> **Stated exercise**
Nothing but the line with "Parse this screenshot: output" and the lines after it, through the end of the records below, is to be repeated, exactly as it is.

Dataset items:

## START

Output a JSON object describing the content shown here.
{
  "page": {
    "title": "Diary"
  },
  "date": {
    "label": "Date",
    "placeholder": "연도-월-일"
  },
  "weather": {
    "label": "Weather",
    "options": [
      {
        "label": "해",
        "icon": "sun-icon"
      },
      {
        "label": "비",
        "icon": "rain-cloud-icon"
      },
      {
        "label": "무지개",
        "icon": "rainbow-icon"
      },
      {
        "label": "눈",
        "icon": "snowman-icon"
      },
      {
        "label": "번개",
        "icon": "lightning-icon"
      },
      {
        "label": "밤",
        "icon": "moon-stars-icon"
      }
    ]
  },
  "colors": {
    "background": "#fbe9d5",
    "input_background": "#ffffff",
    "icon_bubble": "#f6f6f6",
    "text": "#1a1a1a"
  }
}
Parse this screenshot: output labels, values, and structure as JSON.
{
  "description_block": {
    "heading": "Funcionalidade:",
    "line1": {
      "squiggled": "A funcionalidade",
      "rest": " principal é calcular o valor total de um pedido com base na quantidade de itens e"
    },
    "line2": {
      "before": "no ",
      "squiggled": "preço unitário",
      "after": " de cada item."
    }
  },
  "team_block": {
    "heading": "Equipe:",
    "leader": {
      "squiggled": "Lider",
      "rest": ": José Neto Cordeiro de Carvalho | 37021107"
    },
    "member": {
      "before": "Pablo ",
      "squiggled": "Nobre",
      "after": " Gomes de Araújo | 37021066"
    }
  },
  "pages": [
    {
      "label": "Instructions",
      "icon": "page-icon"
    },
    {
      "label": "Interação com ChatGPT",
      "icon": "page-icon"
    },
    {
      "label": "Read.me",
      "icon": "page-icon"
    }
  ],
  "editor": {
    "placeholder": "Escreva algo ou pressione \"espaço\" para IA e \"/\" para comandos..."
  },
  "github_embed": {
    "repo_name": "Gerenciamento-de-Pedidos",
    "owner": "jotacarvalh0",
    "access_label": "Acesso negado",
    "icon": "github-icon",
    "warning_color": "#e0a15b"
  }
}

## END

> **Task result**
Parse this screenshot: output labels, values, and structure as JSON.
{
  "description_block": {
    "heading": "Funcionalidade:",
    "line1": {
      "squiggled": "A funcionalidade",
      "rest": " principal é calcular o valor total de um pedido com base na quantidade de itens e"
    },
    "line2": {
      "before": "no ",
      "squiggled": "preço unitário",
      "after": " de cada item."
    }
  },
  "team_block": {
    "heading": "Equipe:",
    "leader": {
      "squiggled": "Lider",
      "rest": ": José Neto Cordeiro de Carvalho | 37021107"
    },
    "member": {
      "before": "Pablo ",
      "squiggled": "Nobre",
      "after": " Gomes de Araújo | 37021066"
    }
  },
  "pages": [
    {
      "label": "Instructions",
      "icon": "page-icon"
    },
    {
      "label": "Interação com ChatGPT",
      "icon": "page-icon"
    },
    {
      "label": "Read.me",
      "icon": "page-icon"
    }
  ],
  "editor": {
    "placeholder": "Escreva algo ou pressione \"espaço\" para IA e \"/\" para comandos..."
  },
  "github_embed": {
    "repo_name": "Gerenciamento-de-Pedidos",
    "owner": "jotacarvalh0",
    "access_label": "Acesso negado",
    "icon": "github-icon",
    "warning_color": "#e0a15b"
  }
}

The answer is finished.